▶ [Exercise aim]: Gather from the material every line that contains the string "固体能够传声".

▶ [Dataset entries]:
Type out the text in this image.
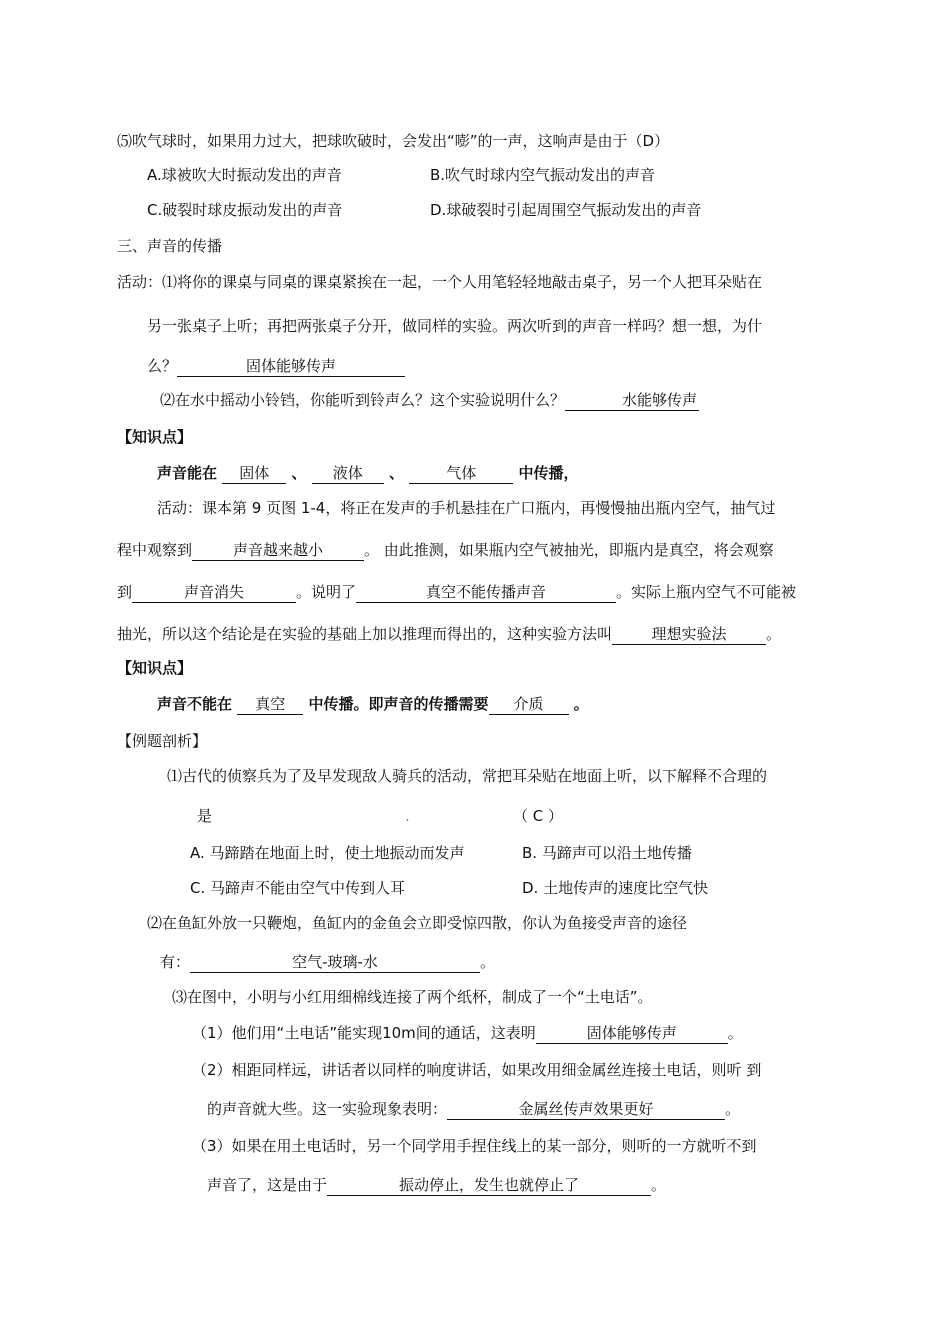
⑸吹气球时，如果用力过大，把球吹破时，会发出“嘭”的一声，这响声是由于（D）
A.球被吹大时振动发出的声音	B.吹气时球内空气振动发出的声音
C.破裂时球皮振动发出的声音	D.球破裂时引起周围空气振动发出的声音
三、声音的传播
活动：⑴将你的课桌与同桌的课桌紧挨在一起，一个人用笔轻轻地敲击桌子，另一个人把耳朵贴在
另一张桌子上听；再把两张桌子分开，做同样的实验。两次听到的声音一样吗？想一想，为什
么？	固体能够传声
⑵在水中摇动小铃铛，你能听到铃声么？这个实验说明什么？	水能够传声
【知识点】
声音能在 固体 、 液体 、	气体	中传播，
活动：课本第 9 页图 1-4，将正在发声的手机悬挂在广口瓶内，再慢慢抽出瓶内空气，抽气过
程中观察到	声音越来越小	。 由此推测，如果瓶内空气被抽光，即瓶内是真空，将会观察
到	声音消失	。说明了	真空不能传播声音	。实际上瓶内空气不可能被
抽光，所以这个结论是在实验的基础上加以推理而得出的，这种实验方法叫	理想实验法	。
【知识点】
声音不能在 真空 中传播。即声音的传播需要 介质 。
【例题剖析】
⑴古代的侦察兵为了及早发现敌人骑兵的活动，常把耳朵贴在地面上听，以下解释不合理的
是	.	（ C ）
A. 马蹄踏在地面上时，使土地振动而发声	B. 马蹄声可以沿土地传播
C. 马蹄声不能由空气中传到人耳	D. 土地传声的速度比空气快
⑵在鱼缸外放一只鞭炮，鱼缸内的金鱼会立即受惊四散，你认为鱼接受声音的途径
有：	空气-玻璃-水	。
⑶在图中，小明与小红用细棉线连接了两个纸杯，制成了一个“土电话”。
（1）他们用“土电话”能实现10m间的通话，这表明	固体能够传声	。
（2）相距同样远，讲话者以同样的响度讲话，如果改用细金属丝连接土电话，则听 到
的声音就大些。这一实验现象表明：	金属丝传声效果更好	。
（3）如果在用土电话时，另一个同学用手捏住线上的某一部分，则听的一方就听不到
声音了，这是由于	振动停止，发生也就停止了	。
---
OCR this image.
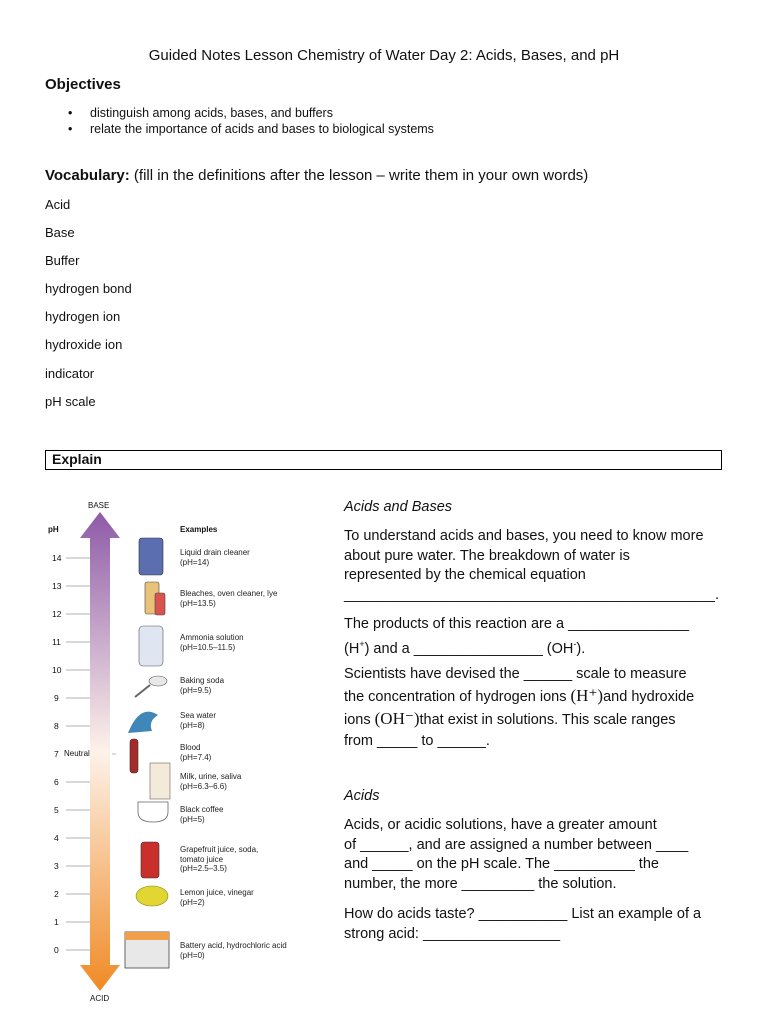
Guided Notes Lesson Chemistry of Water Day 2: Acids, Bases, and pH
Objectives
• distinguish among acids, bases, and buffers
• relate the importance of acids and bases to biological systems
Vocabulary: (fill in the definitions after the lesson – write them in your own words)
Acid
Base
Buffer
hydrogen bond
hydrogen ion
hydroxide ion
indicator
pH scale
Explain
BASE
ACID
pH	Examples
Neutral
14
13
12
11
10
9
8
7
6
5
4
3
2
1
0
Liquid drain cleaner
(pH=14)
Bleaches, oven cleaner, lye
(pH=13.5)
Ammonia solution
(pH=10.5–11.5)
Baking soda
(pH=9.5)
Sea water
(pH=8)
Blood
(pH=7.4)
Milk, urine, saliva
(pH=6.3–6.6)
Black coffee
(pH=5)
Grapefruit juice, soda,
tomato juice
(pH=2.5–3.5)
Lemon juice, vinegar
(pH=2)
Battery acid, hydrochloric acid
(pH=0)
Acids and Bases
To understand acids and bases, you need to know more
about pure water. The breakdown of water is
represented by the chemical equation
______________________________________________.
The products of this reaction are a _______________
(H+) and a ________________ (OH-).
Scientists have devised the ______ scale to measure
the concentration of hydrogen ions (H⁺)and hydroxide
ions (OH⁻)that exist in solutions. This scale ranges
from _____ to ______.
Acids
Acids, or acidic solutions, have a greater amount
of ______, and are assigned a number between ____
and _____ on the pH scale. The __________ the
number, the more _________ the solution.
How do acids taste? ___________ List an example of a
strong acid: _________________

▶ [Output]:
么？	固体能够传声
（1）他们用“土电话”能实现10m间的通话，这表明	固体能够传声	。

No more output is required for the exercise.